(The request)
Copy the full set of lines exactly as given.

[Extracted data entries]
%%
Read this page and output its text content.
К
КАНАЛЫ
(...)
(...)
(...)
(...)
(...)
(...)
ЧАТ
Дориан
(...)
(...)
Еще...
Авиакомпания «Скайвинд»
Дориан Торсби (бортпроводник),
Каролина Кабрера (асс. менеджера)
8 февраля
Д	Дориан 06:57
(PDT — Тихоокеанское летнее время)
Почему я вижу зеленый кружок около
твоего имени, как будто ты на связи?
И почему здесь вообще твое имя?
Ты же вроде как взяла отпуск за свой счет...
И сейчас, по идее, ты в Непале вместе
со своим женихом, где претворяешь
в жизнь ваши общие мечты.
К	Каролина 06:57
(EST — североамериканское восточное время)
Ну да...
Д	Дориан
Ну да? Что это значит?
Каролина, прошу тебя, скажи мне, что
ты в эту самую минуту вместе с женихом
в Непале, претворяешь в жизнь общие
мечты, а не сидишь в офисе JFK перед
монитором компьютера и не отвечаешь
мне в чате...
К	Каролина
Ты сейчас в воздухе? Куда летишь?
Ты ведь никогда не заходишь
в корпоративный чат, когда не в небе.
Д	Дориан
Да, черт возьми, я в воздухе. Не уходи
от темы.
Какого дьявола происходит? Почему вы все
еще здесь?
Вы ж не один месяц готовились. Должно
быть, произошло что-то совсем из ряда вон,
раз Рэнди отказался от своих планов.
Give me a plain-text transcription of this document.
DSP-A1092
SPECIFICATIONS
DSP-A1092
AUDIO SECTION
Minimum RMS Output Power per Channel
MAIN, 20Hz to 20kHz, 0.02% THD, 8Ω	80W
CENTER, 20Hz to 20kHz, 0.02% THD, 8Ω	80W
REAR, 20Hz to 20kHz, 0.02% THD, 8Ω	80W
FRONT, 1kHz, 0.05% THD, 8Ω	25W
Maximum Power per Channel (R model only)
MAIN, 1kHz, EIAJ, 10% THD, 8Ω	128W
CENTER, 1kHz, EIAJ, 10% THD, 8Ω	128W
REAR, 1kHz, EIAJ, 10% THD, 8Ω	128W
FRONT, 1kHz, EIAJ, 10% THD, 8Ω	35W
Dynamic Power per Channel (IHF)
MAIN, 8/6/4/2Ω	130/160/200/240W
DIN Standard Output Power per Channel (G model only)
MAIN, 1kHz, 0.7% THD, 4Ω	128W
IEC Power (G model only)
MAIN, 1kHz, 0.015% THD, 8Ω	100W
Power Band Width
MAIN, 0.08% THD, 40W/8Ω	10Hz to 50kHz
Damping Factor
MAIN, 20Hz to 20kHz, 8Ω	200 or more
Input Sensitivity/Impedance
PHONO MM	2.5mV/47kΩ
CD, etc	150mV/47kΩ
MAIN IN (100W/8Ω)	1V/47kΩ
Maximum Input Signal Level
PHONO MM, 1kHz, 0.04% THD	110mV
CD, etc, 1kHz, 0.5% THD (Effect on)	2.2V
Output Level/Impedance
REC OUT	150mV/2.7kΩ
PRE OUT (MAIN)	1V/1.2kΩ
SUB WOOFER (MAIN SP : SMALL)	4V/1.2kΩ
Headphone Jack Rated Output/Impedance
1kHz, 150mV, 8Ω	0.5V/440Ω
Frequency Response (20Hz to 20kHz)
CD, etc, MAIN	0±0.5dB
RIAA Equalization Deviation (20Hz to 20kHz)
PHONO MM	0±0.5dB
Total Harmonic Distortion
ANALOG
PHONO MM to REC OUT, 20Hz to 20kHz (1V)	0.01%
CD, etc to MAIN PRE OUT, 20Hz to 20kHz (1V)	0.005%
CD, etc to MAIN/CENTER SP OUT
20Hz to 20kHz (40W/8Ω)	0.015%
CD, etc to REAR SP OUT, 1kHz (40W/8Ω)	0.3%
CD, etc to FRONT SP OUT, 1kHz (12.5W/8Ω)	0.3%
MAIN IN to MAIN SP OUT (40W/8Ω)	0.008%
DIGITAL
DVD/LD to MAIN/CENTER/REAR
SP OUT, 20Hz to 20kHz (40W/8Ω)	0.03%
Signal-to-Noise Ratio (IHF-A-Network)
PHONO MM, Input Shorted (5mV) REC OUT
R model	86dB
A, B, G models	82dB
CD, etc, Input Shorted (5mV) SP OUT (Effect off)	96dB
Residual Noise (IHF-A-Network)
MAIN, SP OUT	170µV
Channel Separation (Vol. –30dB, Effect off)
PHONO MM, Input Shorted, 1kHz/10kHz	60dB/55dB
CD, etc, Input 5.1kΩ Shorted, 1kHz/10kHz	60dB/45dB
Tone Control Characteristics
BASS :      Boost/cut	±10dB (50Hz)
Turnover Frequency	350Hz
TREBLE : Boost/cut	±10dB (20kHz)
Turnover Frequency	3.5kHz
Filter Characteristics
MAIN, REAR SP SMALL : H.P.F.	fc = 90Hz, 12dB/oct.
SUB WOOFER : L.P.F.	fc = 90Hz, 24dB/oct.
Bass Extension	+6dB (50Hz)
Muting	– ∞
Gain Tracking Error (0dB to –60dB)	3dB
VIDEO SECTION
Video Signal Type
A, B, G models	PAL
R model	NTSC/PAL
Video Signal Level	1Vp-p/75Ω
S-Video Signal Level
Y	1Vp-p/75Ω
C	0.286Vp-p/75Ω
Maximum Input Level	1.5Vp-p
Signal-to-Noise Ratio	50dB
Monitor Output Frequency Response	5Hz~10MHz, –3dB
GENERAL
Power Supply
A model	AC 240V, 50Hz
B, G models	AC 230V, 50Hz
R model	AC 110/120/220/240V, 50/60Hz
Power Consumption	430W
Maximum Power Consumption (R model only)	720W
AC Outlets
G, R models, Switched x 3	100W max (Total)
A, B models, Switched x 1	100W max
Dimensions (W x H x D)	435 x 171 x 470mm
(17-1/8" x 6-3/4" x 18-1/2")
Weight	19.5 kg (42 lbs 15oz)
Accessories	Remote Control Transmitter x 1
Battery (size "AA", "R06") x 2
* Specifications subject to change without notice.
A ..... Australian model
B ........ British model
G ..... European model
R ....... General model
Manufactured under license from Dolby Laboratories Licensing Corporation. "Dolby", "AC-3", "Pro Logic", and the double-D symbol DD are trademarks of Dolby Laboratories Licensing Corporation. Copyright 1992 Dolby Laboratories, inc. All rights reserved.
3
%%
(Output for this task)
Read this page and output its text content.
К
КАНАЛЫ
(...)
(...)
(...)
(...)
(...)
(...)
ЧАТ
Дориан
(...)
(...)
Еще...
Авиакомпания «Скайвинд»
Дориан Торсби (бортпроводник),
Каролина Кабрера (асс. менеджера)
8 февраля
Д	Дориан 06:57
(PDT — Тихоокеанское летнее время)
Почему я вижу зеленый кружок около
твоего имени, как будто ты на связи?
И почему здесь вообще твое имя?
Ты же вроде как взяла отпуск за свой счет...
И сейчас, по идее, ты в Непале вместе
со своим женихом, где претворяешь
в жизнь ваши общие мечты.
К	Каролина 06:57
(EST — североамериканское восточное время)
Ну да...
Д	Дориан
Ну да? Что это значит?
Каролина, прошу тебя, скажи мне, что
ты в эту самую минуту вместе с женихом
в Непале, претворяешь в жизнь общие
мечты, а не сидишь в офисе JFK перед
монитором компьютера и не отвечаешь
мне в чате...
К	Каролина
Ты сейчас в воздухе? Куда летишь?
Ты ведь никогда не заходишь
в корпоративный чат, когда не в небе.
Д	Дориан
Да, черт возьми, я в воздухе. Не уходи
от темы.
Какого дьявола происходит? Почему вы все
еще здесь?
Вы ж не один месяц готовились. Должно
быть, произошло что-то совсем из ряда вон,
раз Рэнди отказался от своих планов.
Give me a plain-text transcription of this document.
DSP-A1092
SPECIFICATIONS
DSP-A1092
AUDIO SECTION
Minimum RMS Output Power per Channel
MAIN, 20Hz to 20kHz, 0.02% THD, 8Ω	80W
CENTER, 20Hz to 20kHz, 0.02% THD, 8Ω	80W
REAR, 20Hz to 20kHz, 0.02% THD, 8Ω	80W
FRONT, 1kHz, 0.05% THD, 8Ω	25W
Maximum Power per Channel (R model only)
MAIN, 1kHz, EIAJ, 10% THD, 8Ω	128W
CENTER, 1kHz, EIAJ, 10% THD, 8Ω	128W
REAR, 1kHz, EIAJ, 10% THD, 8Ω	128W
FRONT, 1kHz, EIAJ, 10% THD, 8Ω	35W
Dynamic Power per Channel (IHF)
MAIN, 8/6/4/2Ω	130/160/200/240W
DIN Standard Output Power per Channel (G model only)
MAIN, 1kHz, 0.7% THD, 4Ω	128W
IEC Power (G model only)
MAIN, 1kHz, 0.015% THD, 8Ω	100W
Power Band Width
MAIN, 0.08% THD, 40W/8Ω	10Hz to 50kHz
Damping Factor
MAIN, 20Hz to 20kHz, 8Ω	200 or more
Input Sensitivity/Impedance
PHONO MM	2.5mV/47kΩ
CD, etc	150mV/47kΩ
MAIN IN (100W/8Ω)	1V/47kΩ
Maximum Input Signal Level
PHONO MM, 1kHz, 0.04% THD	110mV
CD, etc, 1kHz, 0.5% THD (Effect on)	2.2V
Output Level/Impedance
REC OUT	150mV/2.7kΩ
PRE OUT (MAIN)	1V/1.2kΩ
SUB WOOFER (MAIN SP : SMALL)	4V/1.2kΩ
Headphone Jack Rated Output/Impedance
1kHz, 150mV, 8Ω	0.5V/440Ω
Frequency Response (20Hz to 20kHz)
CD, etc, MAIN	0±0.5dB
RIAA Equalization Deviation (20Hz to 20kHz)
PHONO MM	0±0.5dB
Total Harmonic Distortion
ANALOG
PHONO MM to REC OUT, 20Hz to 20kHz (1V)	0.01%
CD, etc to MAIN PRE OUT, 20Hz to 20kHz (1V)	0.005%
CD, etc to MAIN/CENTER SP OUT
20Hz to 20kHz (40W/8Ω)	0.015%
CD, etc to REAR SP OUT, 1kHz (40W/8Ω)	0.3%
CD, etc to FRONT SP OUT, 1kHz (12.5W/8Ω)	0.3%
MAIN IN to MAIN SP OUT (40W/8Ω)	0.008%
DIGITAL
DVD/LD to MAIN/CENTER/REAR
SP OUT, 20Hz to 20kHz (40W/8Ω)	0.03%
Signal-to-Noise Ratio (IHF-A-Network)
PHONO MM, Input Shorted (5mV) REC OUT
R model	86dB
A, B, G models	82dB
CD, etc, Input Shorted (5mV) SP OUT (Effect off)	96dB
Residual Noise (IHF-A-Network)
MAIN, SP OUT	170µV
Channel Separation (Vol. –30dB, Effect off)
PHONO MM, Input Shorted, 1kHz/10kHz	60dB/55dB
CD, etc, Input 5.1kΩ Shorted, 1kHz/10kHz	60dB/45dB
Tone Control Characteristics
BASS :      Boost/cut	±10dB (50Hz)
Turnover Frequency	350Hz
TREBLE : Boost/cut	±10dB (20kHz)
Turnover Frequency	3.5kHz
Filter Characteristics
MAIN, REAR SP SMALL : H.P.F.	fc = 90Hz, 12dB/oct.
SUB WOOFER : L.P.F.	fc = 90Hz, 24dB/oct.
Bass Extension	+6dB (50Hz)
Muting	– ∞
Gain Tracking Error (0dB to –60dB)	3dB
VIDEO SECTION
Video Signal Type
A, B, G models	PAL
R model	NTSC/PAL
Video Signal Level	1Vp-p/75Ω
S-Video Signal Level
Y	1Vp-p/75Ω
C	0.286Vp-p/75Ω
Maximum Input Level	1.5Vp-p
Signal-to-Noise Ratio	50dB
Monitor Output Frequency Response	5Hz~10MHz, –3dB
GENERAL
Power Supply
A model	AC 240V, 50Hz
B, G models	AC 230V, 50Hz
R model	AC 110/120/220/240V, 50/60Hz
Power Consumption	430W
Maximum Power Consumption (R model only)	720W
AC Outlets
G, R models, Switched x 3	100W max (Total)
A, B models, Switched x 1	100W max
Dimensions (W x H x D)	435 x 171 x 470mm
(17-1/8" x 6-3/4" x 18-1/2")
Weight	19.5 kg (42 lbs 15oz)
Accessories	Remote Control Transmitter x 1
Battery (size "AA", "R06") x 2
* Specifications subject to change without notice.
A ..... Australian model
B ........ British model
G ..... European model
R ....... General model
Manufactured under license from Dolby Laboratories Licensing Corporation. "Dolby", "AC-3", "Pro Logic", and the double-D symbol DD are trademarks of Dolby Laboratories Licensing Corporation. Copyright 1992 Dolby Laboratories, inc. All rights reserved.
3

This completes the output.